### [Given task]
Could you reproduce these items, substituting "speaker-tag" for every "speaker-label" and leaving everything else untouched?

### [Information provided]
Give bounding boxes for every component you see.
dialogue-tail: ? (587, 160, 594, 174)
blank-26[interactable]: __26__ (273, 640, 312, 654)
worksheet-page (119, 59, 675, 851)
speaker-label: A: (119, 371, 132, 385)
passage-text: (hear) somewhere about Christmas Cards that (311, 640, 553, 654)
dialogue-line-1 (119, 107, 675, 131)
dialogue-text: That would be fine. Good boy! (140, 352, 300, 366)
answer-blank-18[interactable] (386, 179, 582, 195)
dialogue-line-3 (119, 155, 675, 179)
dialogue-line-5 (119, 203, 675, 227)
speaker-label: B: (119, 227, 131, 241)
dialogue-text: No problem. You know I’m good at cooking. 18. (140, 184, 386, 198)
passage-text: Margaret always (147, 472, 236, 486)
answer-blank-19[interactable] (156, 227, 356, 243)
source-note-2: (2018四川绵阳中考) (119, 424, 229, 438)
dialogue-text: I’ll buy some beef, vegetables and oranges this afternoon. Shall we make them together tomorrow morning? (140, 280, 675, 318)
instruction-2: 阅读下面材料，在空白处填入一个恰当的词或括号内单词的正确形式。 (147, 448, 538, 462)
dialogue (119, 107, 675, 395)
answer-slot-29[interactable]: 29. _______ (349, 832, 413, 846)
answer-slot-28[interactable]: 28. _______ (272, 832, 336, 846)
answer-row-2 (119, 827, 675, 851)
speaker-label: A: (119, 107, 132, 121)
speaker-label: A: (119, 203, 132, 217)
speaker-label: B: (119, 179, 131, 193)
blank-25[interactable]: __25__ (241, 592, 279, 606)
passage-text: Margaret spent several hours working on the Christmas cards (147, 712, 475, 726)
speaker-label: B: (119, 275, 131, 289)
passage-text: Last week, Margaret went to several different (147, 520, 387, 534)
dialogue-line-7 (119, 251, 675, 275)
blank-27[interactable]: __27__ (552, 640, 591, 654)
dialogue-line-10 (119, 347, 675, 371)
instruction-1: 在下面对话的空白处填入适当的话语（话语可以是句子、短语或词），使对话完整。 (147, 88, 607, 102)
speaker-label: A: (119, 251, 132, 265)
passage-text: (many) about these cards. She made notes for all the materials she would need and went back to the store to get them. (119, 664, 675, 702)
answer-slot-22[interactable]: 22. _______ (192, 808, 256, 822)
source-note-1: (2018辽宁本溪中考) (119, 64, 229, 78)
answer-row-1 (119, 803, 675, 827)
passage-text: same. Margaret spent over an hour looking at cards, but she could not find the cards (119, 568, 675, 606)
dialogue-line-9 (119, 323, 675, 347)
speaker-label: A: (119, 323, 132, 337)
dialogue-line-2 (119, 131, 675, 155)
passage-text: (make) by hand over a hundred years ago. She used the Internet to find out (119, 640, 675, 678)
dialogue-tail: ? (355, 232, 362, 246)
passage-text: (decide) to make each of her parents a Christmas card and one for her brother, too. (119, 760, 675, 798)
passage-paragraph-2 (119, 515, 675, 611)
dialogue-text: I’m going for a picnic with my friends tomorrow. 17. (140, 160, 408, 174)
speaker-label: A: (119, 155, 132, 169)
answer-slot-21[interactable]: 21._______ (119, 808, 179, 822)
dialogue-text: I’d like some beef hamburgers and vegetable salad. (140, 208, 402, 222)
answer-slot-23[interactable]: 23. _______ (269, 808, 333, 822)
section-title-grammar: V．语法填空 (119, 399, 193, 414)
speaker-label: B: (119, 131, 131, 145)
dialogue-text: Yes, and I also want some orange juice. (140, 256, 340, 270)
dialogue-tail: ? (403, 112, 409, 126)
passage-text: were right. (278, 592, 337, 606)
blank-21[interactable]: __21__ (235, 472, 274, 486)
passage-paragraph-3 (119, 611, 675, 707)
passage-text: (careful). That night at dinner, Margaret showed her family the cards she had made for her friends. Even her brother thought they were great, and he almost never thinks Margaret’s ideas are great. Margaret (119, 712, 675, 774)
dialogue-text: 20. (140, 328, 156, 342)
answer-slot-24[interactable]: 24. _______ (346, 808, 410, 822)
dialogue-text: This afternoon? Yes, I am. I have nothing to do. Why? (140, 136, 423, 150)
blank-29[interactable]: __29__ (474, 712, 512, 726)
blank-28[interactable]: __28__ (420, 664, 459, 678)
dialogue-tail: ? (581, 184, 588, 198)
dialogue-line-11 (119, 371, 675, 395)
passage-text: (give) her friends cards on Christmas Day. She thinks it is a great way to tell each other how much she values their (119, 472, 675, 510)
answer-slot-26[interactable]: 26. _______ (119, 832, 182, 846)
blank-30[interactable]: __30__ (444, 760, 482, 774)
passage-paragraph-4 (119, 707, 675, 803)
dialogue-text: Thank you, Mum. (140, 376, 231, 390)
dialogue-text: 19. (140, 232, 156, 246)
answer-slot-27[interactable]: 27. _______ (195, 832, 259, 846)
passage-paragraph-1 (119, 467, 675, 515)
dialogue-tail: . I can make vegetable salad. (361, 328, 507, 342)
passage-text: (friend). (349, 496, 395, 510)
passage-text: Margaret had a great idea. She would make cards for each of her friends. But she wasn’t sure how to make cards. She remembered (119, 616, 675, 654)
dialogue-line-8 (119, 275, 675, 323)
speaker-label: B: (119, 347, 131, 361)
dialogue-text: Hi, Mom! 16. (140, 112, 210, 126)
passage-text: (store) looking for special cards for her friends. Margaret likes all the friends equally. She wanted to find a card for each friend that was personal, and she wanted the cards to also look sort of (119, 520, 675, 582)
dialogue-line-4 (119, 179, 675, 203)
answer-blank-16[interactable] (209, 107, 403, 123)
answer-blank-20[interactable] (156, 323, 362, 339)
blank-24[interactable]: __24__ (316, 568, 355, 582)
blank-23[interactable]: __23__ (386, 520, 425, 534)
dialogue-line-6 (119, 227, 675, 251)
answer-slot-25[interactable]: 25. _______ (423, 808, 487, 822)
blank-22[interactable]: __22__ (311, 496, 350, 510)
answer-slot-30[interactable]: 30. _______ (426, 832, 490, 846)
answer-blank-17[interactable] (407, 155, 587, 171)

### [Written answer]
Give bounding boxes for every component you see.
dialogue-tail: ? (587, 160, 594, 174)
blank-26[interactable]: __26__ (273, 640, 312, 654)
worksheet-page (119, 59, 675, 851)
speaker-tag: A: (119, 371, 132, 385)
passage-text: (hear) somewhere about Christmas Cards that (311, 640, 553, 654)
dialogue-line-1 (119, 107, 675, 131)
dialogue-text: That would be fine. Good boy! (140, 352, 300, 366)
answer-blank-18[interactable] (386, 179, 582, 195)
dialogue-line-3 (119, 155, 675, 179)
dialogue-line-5 (119, 203, 675, 227)
speaker-tag: B: (119, 227, 131, 241)
dialogue-text: No problem. You know I’m good at cooking. 18. (140, 184, 386, 198)
passage-text: Margaret always (147, 472, 236, 486)
answer-blank-19[interactable] (156, 227, 356, 243)
source-note-2: (2018四川绵阳中考) (119, 424, 229, 438)
dialogue-text: I’ll buy some beef, vegetables and oranges this afternoon. Shall we make them together tomorrow morning? (140, 280, 675, 318)
instruction-2: 阅读下面材料，在空白处填入一个恰当的词或括号内单词的正确形式。 (147, 448, 538, 462)
dialogue (119, 107, 675, 395)
answer-slot-29[interactable]: 29. _______ (349, 832, 413, 846)
answer-slot-28[interactable]: 28. _______ (272, 832, 336, 846)
answer-row-2 (119, 827, 675, 851)
speaker-tag: A: (119, 107, 132, 121)
speaker-tag: A: (119, 203, 132, 217)
speaker-tag: B: (119, 179, 131, 193)
blank-25[interactable]: __25__ (241, 592, 279, 606)
passage-text: Margaret spent several hours working on the Christmas cards (147, 712, 475, 726)
speaker-tag: B: (119, 275, 131, 289)
passage-text: Last week, Margaret went to several different (147, 520, 387, 534)
dialogue-line-7 (119, 251, 675, 275)
blank-27[interactable]: __27__ (552, 640, 591, 654)
dialogue-line-10 (119, 347, 675, 371)
instruction-1: 在下面对话的空白处填入适当的话语（话语可以是句子、短语或词），使对话完整。 (147, 88, 607, 102)
speaker-tag: A: (119, 251, 132, 265)
passage-text: (many) about these cards. She made notes for all the materials she would need and went back to the store to get them. (119, 664, 675, 702)
answer-slot-22[interactable]: 22. _______ (192, 808, 256, 822)
source-note-1: (2018辽宁本溪中考) (119, 64, 229, 78)
answer-row-1 (119, 803, 675, 827)
passage-text: same. Margaret spent over an hour looking at cards, but she could not find the cards (119, 568, 675, 606)
dialogue-line-9 (119, 323, 675, 347)
speaker-tag: A: (119, 323, 132, 337)
dialogue-line-2 (119, 131, 675, 155)
passage-text: (make) by hand over a hundred years ago. She used the Internet to find out (119, 640, 675, 678)
dialogue-tail: ? (355, 232, 362, 246)
passage-text: (decide) to make each of her parents a Christmas card and one for her brother, too. (119, 760, 675, 798)
passage-paragraph-2 (119, 515, 675, 611)
dialogue-text: I’m going for a picnic with my friends tomorrow. 17. (140, 160, 408, 174)
speaker-tag: A: (119, 155, 132, 169)
answer-slot-21[interactable]: 21._______ (119, 808, 179, 822)
dialogue-text: I’d like some beef hamburgers and vegetable salad. (140, 208, 402, 222)
answer-slot-23[interactable]: 23. _______ (269, 808, 333, 822)
section-title-grammar: V．语法填空 (119, 399, 193, 414)
speaker-tag: B: (119, 131, 131, 145)
dialogue-text: Yes, and I also want some orange juice. (140, 256, 340, 270)
dialogue-tail: ? (403, 112, 409, 126)
passage-text: were right. (278, 592, 337, 606)
blank-21[interactable]: __21__ (235, 472, 274, 486)
passage-paragraph-3 (119, 611, 675, 707)
passage-text: (careful). That night at dinner, Margaret showed her family the cards she had made for her friends. Even her brother thought they were great, and he almost never thinks Margaret’s ideas are great. Margaret (119, 712, 675, 774)
dialogue-text: 20. (140, 328, 156, 342)
answer-slot-24[interactable]: 24. _______ (346, 808, 410, 822)
dialogue-text: This afternoon? Yes, I am. I have nothing to do. Why? (140, 136, 423, 150)
blank-29[interactable]: __29__ (474, 712, 512, 726)
blank-28[interactable]: __28__ (420, 664, 459, 678)
dialogue-tail: ? (581, 184, 588, 198)
dialogue-line-11 (119, 371, 675, 395)
passage-text: (give) her friends cards on Christmas Day. She thinks it is a great way to tell each other how much she values their (119, 472, 675, 510)
answer-slot-26[interactable]: 26. _______ (119, 832, 182, 846)
blank-30[interactable]: __30__ (444, 760, 482, 774)
passage-paragraph-4 (119, 707, 675, 803)
dialogue-text: Thank you, Mum. (140, 376, 231, 390)
dialogue-text: 19. (140, 232, 156, 246)
answer-slot-27[interactable]: 27. _______ (195, 832, 259, 846)
passage-paragraph-1 (119, 467, 675, 515)
dialogue-tail: . I can make vegetable salad. (361, 328, 507, 342)
passage-text: (friend). (349, 496, 395, 510)
passage-text: Margaret had a great idea. She would make cards for each of her friends. But she wasn’t sure how to make cards. She remembered (119, 616, 675, 654)
dialogue-line-8 (119, 275, 675, 323)
speaker-tag: B: (119, 347, 131, 361)
dialogue-text: Hi, Mom! 16. (140, 112, 210, 126)
passage-text: (store) looking for special cards for her friends. Margaret likes all the friends equally. She wanted to find a card for each friend that was personal, and she wanted the cards to also look sort of (119, 520, 675, 582)
dialogue-line-4 (119, 179, 675, 203)
answer-blank-16[interactable] (209, 107, 403, 123)
answer-blank-20[interactable] (156, 323, 362, 339)
blank-24[interactable]: __24__ (316, 568, 355, 582)
blank-23[interactable]: __23__ (386, 520, 425, 534)
dialogue-line-6 (119, 227, 675, 251)
answer-slot-25[interactable]: 25. _______ (423, 808, 487, 822)
blank-22[interactable]: __22__ (311, 496, 350, 510)
answer-slot-30[interactable]: 30. _______ (426, 832, 490, 846)
answer-blank-17[interactable] (407, 155, 587, 171)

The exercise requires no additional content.